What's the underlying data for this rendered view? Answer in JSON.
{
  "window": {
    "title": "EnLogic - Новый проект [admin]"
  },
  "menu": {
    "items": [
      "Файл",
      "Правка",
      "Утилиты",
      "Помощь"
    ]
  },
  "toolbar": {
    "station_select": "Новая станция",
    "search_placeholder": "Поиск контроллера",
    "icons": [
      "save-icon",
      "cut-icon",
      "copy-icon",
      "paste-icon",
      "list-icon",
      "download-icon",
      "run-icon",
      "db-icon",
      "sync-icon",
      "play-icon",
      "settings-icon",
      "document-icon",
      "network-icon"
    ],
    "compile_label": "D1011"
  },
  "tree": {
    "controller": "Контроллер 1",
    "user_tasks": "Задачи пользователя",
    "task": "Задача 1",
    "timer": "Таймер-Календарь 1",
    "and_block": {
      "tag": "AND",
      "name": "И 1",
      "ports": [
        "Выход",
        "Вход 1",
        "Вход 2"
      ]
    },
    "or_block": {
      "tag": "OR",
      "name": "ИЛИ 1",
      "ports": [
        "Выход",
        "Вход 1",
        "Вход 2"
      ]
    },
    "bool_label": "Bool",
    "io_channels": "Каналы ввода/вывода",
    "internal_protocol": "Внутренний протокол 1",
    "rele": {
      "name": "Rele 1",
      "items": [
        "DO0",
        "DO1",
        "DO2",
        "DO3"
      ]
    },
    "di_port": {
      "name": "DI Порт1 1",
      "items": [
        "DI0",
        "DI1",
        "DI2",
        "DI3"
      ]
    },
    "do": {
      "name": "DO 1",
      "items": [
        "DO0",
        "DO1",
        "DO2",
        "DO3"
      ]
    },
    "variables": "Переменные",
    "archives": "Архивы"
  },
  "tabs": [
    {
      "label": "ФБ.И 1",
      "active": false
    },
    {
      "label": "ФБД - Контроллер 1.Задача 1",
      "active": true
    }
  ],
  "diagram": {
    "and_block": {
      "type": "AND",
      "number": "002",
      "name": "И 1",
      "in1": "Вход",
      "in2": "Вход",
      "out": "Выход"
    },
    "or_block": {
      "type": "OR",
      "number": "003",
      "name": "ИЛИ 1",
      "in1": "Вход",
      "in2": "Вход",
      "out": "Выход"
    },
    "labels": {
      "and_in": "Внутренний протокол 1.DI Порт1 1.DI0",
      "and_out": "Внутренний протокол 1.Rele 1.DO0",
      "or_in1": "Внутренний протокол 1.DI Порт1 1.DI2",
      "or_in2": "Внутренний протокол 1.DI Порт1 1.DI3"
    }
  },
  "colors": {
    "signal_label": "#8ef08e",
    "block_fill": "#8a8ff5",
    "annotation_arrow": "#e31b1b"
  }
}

§ **Aim of the exercise**:
Which lines contain "name"? Copy each of them out.

§ **Problem solution**:
      "name": "И 1",
      "name": "ИЛИ 1",
      "name": "Rele 1",
      "name": "DI Порт1 1",
      "name": "DO 1",
      "name": "И 1",
      "name": "ИЛИ 1",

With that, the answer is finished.